● **Excerpts from a figure dataset**:
******

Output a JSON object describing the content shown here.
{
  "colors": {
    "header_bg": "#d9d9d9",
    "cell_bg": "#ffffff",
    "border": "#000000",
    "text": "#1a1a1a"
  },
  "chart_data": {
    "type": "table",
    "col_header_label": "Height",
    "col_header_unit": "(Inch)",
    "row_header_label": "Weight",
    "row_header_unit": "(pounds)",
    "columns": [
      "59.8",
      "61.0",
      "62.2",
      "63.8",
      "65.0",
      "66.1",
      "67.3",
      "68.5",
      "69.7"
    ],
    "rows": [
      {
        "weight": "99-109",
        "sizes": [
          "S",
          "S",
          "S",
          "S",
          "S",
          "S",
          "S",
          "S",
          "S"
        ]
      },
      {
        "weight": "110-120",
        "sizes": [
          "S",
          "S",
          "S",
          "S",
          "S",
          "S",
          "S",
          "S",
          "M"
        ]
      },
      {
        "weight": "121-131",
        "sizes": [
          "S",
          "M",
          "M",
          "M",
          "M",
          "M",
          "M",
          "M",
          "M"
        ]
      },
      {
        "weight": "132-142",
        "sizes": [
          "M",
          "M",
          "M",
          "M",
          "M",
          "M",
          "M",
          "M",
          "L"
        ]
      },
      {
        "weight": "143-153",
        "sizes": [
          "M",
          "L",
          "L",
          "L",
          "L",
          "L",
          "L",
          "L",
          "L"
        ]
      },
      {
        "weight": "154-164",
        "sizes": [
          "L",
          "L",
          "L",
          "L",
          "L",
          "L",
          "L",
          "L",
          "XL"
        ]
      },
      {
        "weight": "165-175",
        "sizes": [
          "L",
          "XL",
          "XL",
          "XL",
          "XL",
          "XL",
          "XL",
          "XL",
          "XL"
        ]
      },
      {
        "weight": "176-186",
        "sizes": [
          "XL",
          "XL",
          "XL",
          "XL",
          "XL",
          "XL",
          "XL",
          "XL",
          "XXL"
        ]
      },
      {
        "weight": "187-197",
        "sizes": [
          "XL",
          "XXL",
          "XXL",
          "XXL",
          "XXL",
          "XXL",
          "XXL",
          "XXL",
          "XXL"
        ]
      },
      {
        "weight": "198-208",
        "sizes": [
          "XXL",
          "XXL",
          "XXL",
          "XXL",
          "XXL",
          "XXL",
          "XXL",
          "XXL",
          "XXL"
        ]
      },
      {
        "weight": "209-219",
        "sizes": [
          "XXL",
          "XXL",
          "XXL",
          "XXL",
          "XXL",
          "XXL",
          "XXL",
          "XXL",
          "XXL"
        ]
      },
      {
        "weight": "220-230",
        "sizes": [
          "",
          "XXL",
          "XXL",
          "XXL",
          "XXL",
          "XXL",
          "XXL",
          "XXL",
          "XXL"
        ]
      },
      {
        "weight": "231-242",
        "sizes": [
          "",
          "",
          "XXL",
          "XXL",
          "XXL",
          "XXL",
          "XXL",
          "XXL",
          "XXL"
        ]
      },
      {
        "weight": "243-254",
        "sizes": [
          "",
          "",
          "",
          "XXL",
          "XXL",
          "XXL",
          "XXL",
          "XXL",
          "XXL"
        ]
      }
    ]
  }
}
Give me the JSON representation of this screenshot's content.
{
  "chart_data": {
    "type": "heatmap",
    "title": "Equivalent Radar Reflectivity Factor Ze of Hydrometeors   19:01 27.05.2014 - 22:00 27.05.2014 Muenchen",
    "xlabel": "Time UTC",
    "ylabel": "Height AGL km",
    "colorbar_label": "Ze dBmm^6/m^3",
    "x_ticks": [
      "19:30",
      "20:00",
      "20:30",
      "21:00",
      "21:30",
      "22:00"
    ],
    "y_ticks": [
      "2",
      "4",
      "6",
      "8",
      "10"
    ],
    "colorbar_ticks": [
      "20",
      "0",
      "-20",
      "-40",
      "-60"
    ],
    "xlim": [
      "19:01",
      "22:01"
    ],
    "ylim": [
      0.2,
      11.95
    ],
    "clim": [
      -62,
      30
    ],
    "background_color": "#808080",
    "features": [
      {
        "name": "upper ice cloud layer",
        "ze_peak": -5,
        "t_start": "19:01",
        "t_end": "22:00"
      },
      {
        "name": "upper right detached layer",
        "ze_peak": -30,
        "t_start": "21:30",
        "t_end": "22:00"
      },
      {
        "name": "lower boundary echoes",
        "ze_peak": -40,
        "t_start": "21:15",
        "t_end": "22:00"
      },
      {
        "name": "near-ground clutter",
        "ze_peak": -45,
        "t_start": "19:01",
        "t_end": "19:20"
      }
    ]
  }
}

******

● **GOAL OF THE EXERCISE**: Please reproduce each line exactly as written.

● **COMPLETE OUTPUT**:
Output a JSON object describing the content shown here.
{
  "colors": {
    "header_bg": "#d9d9d9",
    "cell_bg": "#ffffff",
    "border": "#000000",
    "text": "#1a1a1a"
  },
  "chart_data": {
    "type": "table",
    "col_header_label": "Height",
    "col_header_unit": "(Inch)",
    "row_header_label": "Weight",
    "row_header_unit": "(pounds)",
    "columns": [
      "59.8",
      "61.0",
      "62.2",
      "63.8",
      "65.0",
      "66.1",
      "67.3",
      "68.5",
      "69.7"
    ],
    "rows": [
      {
        "weight": "99-109",
        "sizes": [
          "S",
          "S",
          "S",
          "S",
          "S",
          "S",
          "S",
          "S",
          "S"
        ]
      },
      {
        "weight": "110-120",
        "sizes": [
          "S",
          "S",
          "S",
          "S",
          "S",
          "S",
          "S",
          "S",
          "M"
        ]
      },
      {
        "weight": "121-131",
        "sizes": [
          "S",
          "M",
          "M",
          "M",
          "M",
          "M",
          "M",
          "M",
          "M"
        ]
      },
      {
        "weight": "132-142",
        "sizes": [
          "M",
          "M",
          "M",
          "M",
          "M",
          "M",
          "M",
          "M",
          "L"
        ]
      },
      {
        "weight": "143-153",
        "sizes": [
          "M",
          "L",
          "L",
          "L",
          "L",
          "L",
          "L",
          "L",
          "L"
        ]
      },
      {
        "weight": "154-164",
        "sizes": [
          "L",
          "L",
          "L",
          "L",
          "L",
          "L",
          "L",
          "L",
          "XL"
        ]
      },
      {
        "weight": "165-175",
        "sizes": [
          "L",
          "XL",
          "XL",
          "XL",
          "XL",
          "XL",
          "XL",
          "XL",
          "XL"
        ]
      },
      {
        "weight": "176-186",
        "sizes": [
          "XL",
          "XL",
          "XL",
          "XL",
          "XL",
          "XL",
          "XL",
          "XL",
          "XXL"
        ]
      },
      {
        "weight": "187-197",
        "sizes": [
          "XL",
          "XXL",
          "XXL",
          "XXL",
          "XXL",
          "XXL",
          "XXL",
          "XXL",
          "XXL"
        ]
      },
      {
        "weight": "198-208",
        "sizes": [
          "XXL",
          "XXL",
          "XXL",
          "XXL",
          "XXL",
          "XXL",
          "XXL",
          "XXL",
          "XXL"
        ]
      },
      {
        "weight": "209-219",
        "sizes": [
          "XXL",
          "XXL",
          "XXL",
          "XXL",
          "XXL",
          "XXL",
          "XXL",
          "XXL",
          "XXL"
        ]
      },
      {
        "weight": "220-230",
        "sizes": [
          "",
          "XXL",
          "XXL",
          "XXL",
          "XXL",
          "XXL",
          "XXL",
          "XXL",
          "XXL"
        ]
      },
      {
        "weight": "231-242",
        "sizes": [
          "",
          "",
          "XXL",
          "XXL",
          "XXL",
          "XXL",
          "XXL",
          "XXL",
          "XXL"
        ]
      },
      {
        "weight": "243-254",
        "sizes": [
          "",
          "",
          "",
          "XXL",
          "XXL",
          "XXL",
          "XXL",
          "XXL",
          "XXL"
        ]
      }
    ]
  }
}
Give me the JSON representation of this screenshot's content.
{
  "chart_data": {
    "type": "heatmap",
    "title": "Equivalent Radar Reflectivity Factor Ze of Hydrometeors   19:01 27.05.2014 - 22:00 27.05.2014 Muenchen",
    "xlabel": "Time UTC",
    "ylabel": "Height AGL km",
    "colorbar_label": "Ze dBmm^6/m^3",
    "x_ticks": [
      "19:30",
      "20:00",
      "20:30",
      "21:00",
      "21:30",
      "22:00"
    ],
    "y_ticks": [
      "2",
      "4",
      "6",
      "8",
      "10"
    ],
    "colorbar_ticks": [
      "20",
      "0",
      "-20",
      "-40",
      "-60"
    ],
    "xlim": [
      "19:01",
      "22:01"
    ],
    "ylim": [
      0.2,
      11.95
    ],
    "clim": [
      -62,
      30
    ],
    "background_color": "#808080",
    "features": [
      {
        "name": "upper ice cloud layer",
        "ze_peak": -5,
        "t_start": "19:01",
        "t_end": "22:00"
      },
      {
        "name": "upper right detached layer",
        "ze_peak": -30,
        "t_start": "21:30",
        "t_end": "22:00"
      },
      {
        "name": "lower boundary echoes",
        "ze_peak": -40,
        "t_start": "21:15",
        "t_end": "22:00"
      },
      {
        "name": "near-ground clutter",
        "ze_peak": -45,
        "t_start": "19:01",
        "t_end": "19:20"
      }
    ]
  }
}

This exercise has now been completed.